Gather every line from the entries below that includes "использование".

--- MATERIAL FOR THE TASK ---

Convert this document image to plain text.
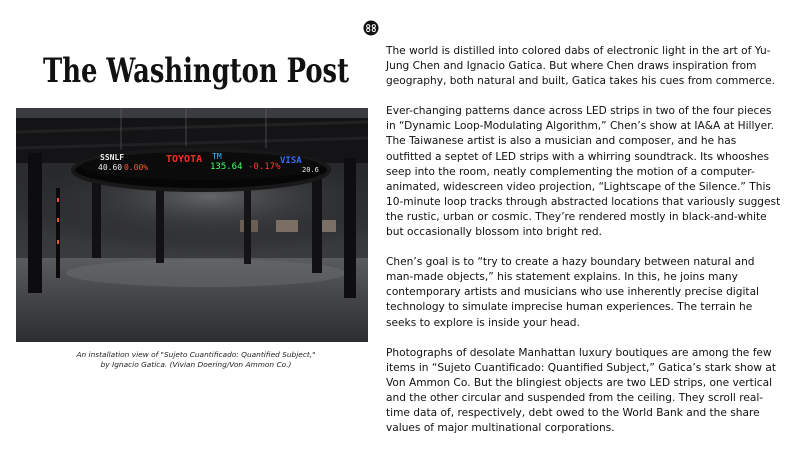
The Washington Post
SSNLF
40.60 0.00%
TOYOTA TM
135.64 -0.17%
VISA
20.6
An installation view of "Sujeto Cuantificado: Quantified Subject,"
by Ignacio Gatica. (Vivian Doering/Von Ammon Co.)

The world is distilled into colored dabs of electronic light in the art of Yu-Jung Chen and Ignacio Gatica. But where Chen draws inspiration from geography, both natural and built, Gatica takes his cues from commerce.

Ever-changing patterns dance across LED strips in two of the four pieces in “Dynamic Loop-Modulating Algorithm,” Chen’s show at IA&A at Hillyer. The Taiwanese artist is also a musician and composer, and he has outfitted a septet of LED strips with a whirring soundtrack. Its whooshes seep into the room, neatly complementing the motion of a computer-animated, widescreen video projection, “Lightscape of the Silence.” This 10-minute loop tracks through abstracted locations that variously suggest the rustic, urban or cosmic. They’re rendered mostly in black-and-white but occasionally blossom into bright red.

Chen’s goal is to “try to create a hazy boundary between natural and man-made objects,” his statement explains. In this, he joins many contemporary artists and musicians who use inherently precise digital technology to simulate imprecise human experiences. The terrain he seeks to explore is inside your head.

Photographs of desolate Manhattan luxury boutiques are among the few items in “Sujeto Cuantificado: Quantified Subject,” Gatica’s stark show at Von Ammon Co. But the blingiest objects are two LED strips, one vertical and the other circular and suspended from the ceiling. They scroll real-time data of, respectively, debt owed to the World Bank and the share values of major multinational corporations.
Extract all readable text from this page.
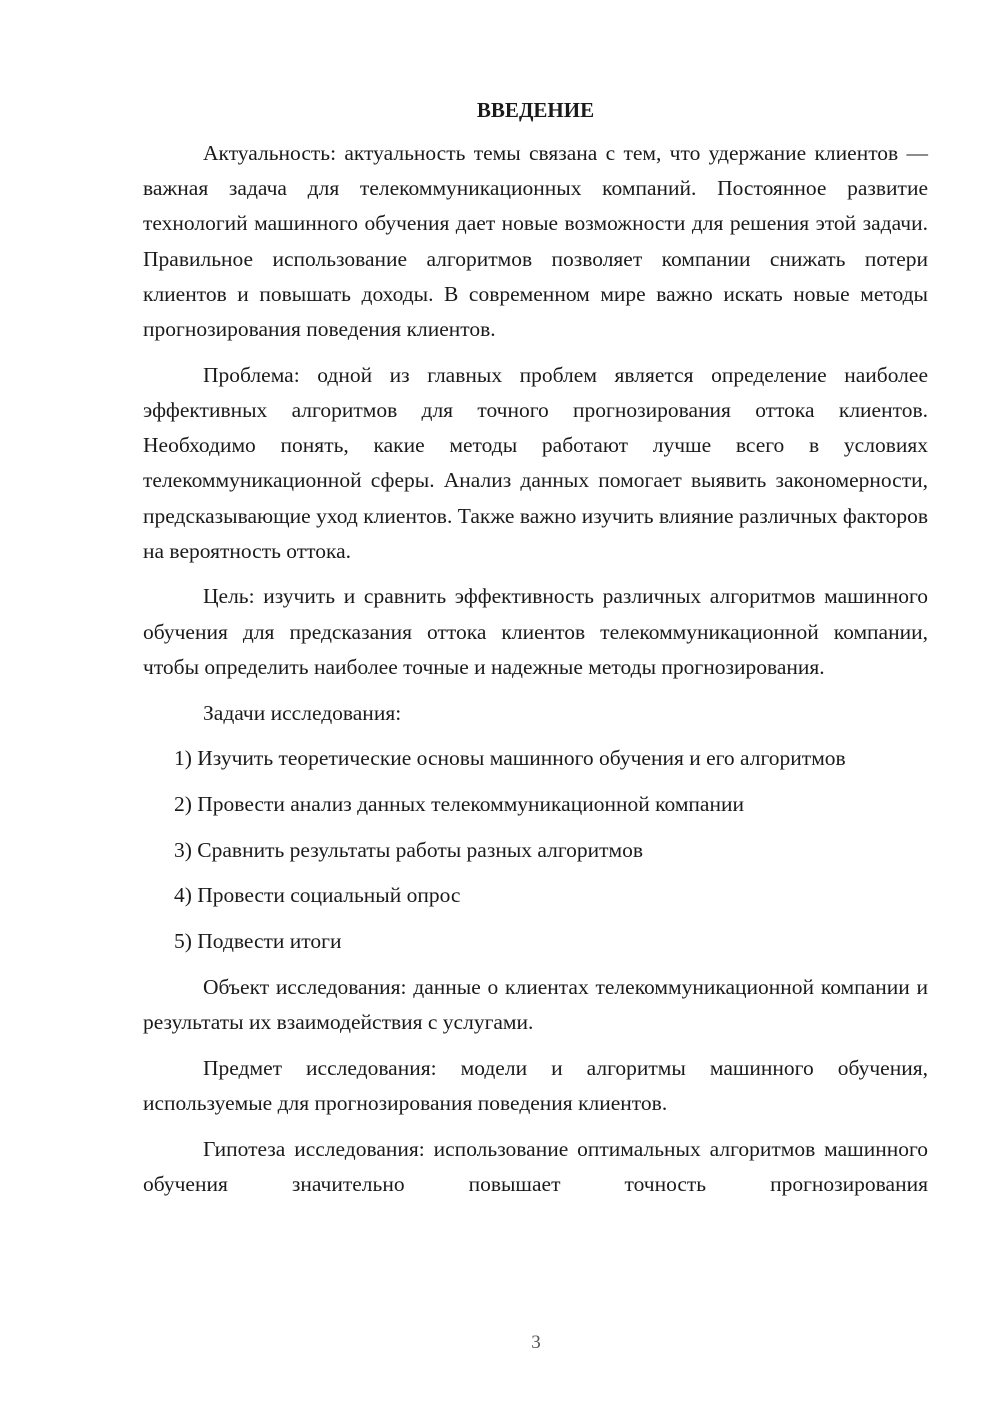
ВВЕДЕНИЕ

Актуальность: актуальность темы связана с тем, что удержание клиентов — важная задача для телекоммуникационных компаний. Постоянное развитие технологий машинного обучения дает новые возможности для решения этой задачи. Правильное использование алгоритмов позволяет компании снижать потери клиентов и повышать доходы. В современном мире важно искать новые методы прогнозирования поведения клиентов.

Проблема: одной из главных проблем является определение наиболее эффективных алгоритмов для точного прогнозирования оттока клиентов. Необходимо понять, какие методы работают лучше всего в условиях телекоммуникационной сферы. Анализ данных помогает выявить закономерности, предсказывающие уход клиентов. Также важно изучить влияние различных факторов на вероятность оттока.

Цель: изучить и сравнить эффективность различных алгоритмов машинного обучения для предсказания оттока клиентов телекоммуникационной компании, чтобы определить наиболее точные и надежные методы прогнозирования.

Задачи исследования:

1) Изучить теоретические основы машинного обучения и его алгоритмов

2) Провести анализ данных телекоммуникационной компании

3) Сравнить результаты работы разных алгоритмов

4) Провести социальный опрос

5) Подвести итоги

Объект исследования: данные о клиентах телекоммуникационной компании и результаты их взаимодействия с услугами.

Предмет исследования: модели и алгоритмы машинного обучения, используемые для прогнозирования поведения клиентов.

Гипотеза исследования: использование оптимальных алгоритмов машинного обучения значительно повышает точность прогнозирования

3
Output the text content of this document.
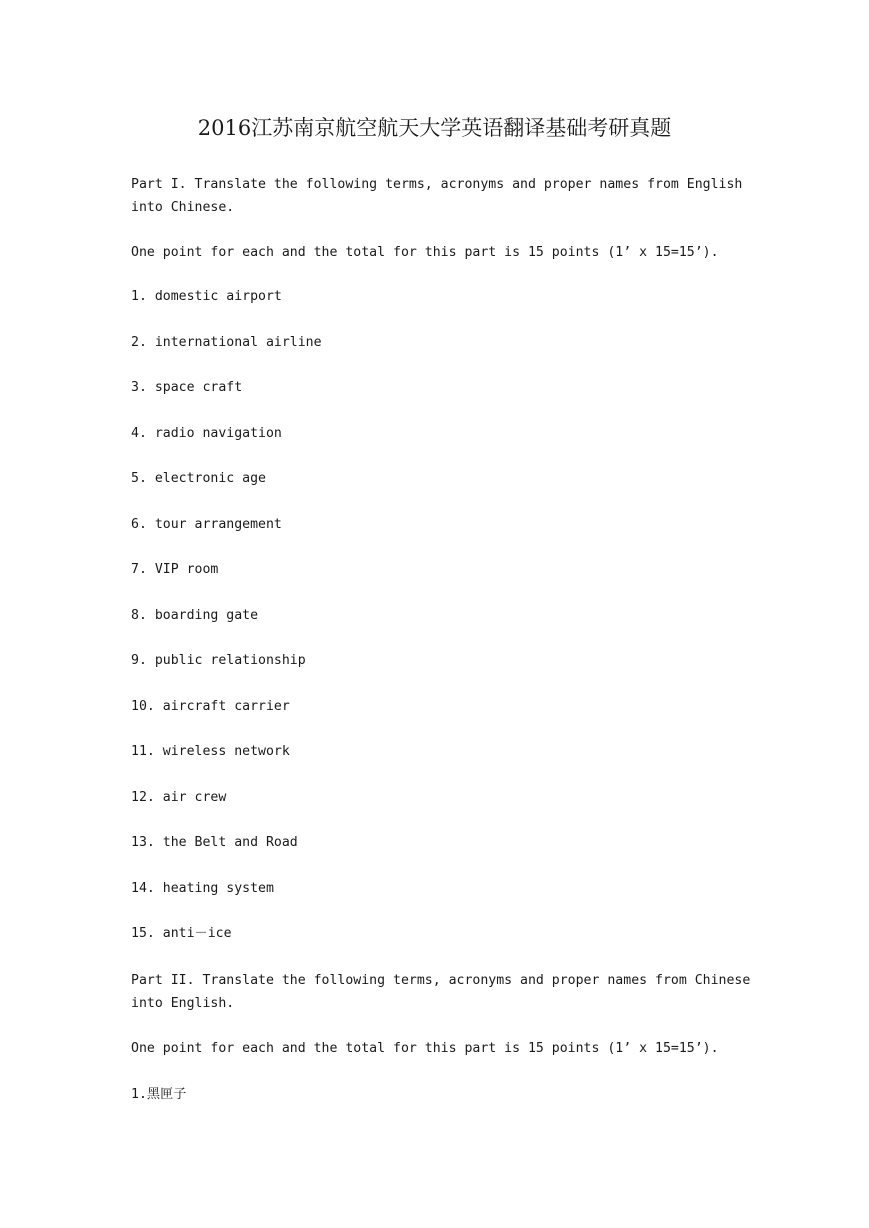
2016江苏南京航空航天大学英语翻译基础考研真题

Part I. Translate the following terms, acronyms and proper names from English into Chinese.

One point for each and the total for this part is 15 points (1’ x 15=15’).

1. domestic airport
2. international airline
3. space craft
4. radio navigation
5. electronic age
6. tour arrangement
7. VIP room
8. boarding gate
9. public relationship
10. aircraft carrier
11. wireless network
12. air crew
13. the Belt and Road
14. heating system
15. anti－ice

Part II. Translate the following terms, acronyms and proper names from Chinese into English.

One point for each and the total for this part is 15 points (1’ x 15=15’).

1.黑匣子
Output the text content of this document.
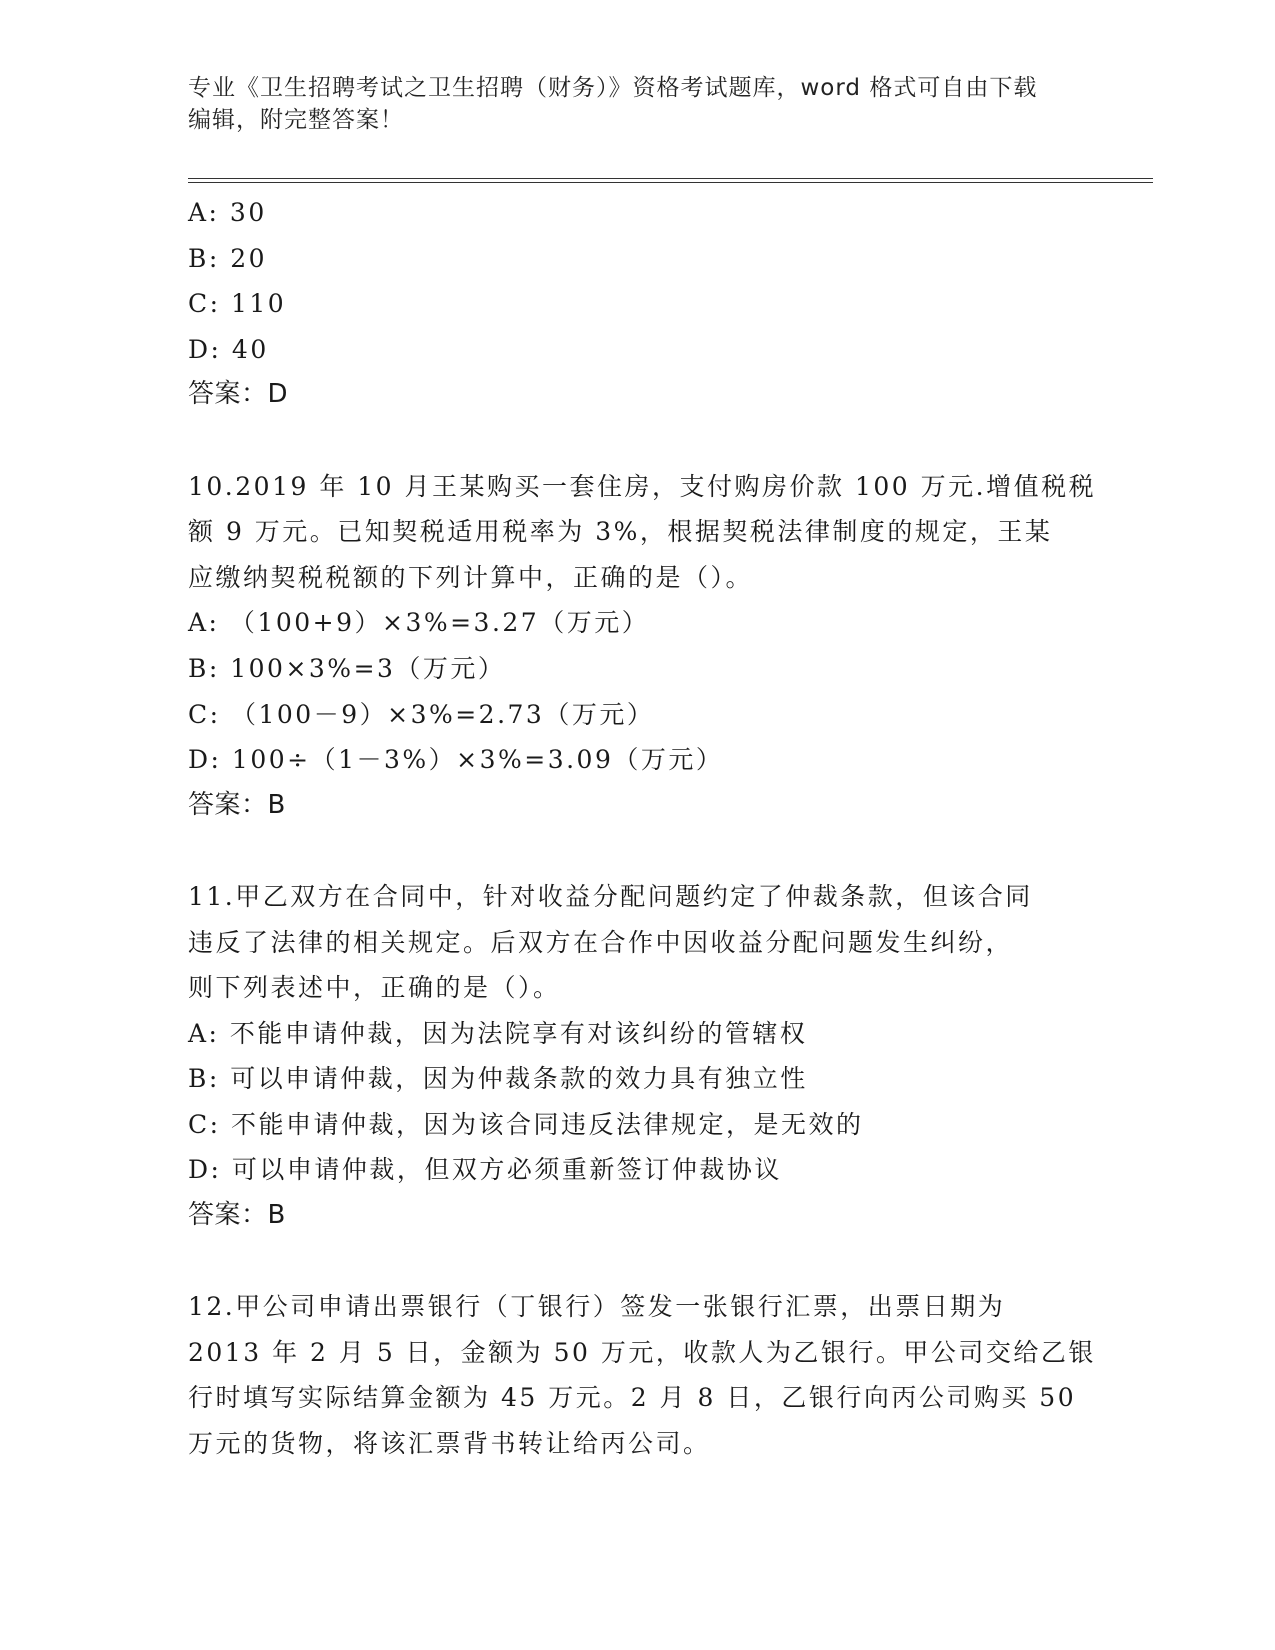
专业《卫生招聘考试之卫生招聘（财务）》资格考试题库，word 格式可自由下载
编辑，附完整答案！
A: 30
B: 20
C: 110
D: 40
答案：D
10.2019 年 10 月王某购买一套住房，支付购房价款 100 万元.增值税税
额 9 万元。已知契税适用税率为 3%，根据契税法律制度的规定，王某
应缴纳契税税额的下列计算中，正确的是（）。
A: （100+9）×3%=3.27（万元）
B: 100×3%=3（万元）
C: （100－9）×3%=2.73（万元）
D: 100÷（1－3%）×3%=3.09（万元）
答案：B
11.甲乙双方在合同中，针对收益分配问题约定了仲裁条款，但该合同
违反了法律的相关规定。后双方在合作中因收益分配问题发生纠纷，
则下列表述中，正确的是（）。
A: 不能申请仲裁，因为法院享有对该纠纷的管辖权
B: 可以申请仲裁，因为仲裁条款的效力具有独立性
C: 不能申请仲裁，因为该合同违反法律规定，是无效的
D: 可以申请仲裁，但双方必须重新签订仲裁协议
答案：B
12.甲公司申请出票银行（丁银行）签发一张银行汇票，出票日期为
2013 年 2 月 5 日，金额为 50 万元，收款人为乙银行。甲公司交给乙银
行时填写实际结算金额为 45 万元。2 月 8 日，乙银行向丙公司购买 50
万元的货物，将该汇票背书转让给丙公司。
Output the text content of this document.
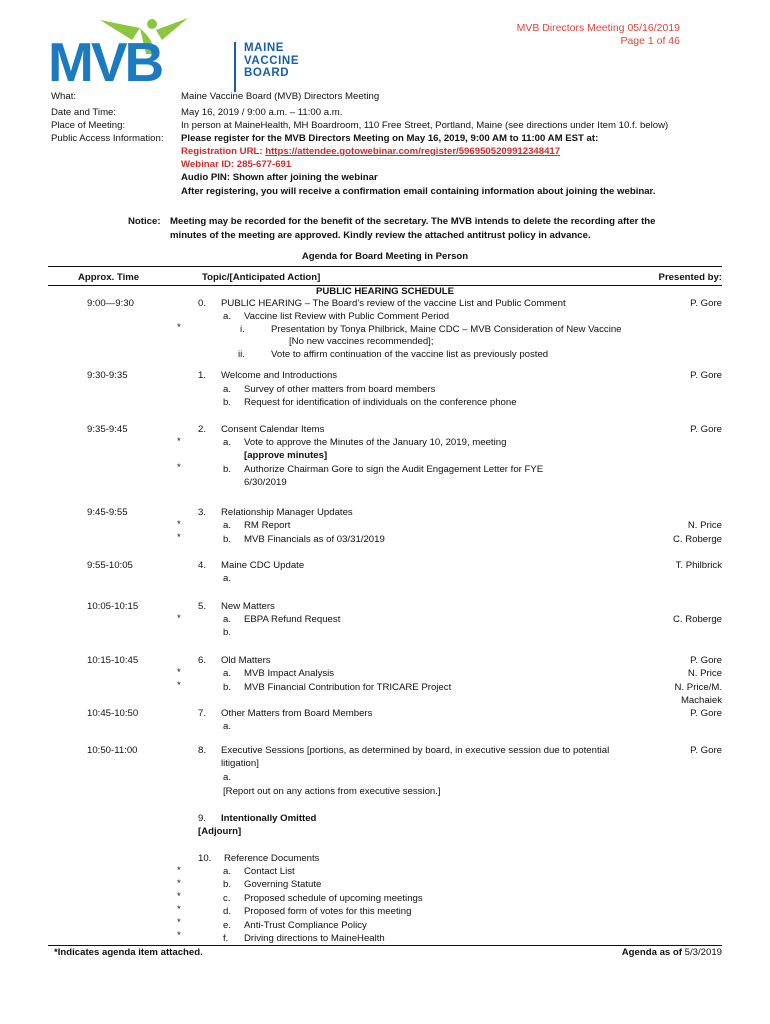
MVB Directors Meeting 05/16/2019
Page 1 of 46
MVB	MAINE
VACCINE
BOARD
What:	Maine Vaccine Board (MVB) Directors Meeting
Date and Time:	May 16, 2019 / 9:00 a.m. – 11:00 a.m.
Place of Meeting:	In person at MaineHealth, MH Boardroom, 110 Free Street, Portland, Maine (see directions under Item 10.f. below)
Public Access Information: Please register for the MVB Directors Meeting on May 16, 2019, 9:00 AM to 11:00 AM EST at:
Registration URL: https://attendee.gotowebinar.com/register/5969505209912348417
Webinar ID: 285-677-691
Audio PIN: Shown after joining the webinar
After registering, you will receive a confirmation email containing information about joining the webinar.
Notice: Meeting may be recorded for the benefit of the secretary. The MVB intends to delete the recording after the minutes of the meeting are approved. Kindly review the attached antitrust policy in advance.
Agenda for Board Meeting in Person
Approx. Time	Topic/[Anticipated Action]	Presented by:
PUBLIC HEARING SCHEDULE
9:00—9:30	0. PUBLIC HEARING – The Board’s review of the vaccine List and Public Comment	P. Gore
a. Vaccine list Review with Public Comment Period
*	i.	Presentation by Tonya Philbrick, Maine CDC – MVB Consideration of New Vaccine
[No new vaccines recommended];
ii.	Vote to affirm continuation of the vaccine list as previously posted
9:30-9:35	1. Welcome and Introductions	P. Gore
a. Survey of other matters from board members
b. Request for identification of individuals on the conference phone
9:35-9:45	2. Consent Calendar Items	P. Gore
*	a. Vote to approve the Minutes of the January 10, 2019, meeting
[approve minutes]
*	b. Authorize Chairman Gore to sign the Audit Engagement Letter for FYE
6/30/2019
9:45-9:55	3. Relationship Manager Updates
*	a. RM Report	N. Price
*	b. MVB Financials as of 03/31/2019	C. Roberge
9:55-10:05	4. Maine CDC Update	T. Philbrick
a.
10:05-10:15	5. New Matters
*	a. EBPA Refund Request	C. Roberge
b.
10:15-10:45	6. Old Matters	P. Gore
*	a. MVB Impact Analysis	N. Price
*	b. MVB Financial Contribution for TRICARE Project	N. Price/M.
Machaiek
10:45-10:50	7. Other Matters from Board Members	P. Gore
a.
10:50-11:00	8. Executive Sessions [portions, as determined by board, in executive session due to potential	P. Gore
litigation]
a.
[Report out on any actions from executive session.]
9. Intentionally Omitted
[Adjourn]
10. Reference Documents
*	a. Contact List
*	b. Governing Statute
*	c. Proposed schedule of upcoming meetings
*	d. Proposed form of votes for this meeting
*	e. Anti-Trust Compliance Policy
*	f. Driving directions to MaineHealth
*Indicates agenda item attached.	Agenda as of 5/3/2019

---

> _FINAL ANSWER_:
Актуальность: актуальность темы связана с тем, что удержание клиентов — важная задача для телекоммуникационных компаний. Постоянное развитие технологий машинного обучения дает новые возможности для решения этой задачи. Правильное использование алгоритмов позволяет компании снижать потери клиентов и повышать доходы. В современном мире важно искать новые методы прогнозирования поведения клиентов.
Гипотеза исследования: использование оптимальных алгоритмов машинного обучения значительно повышает точность прогнозирования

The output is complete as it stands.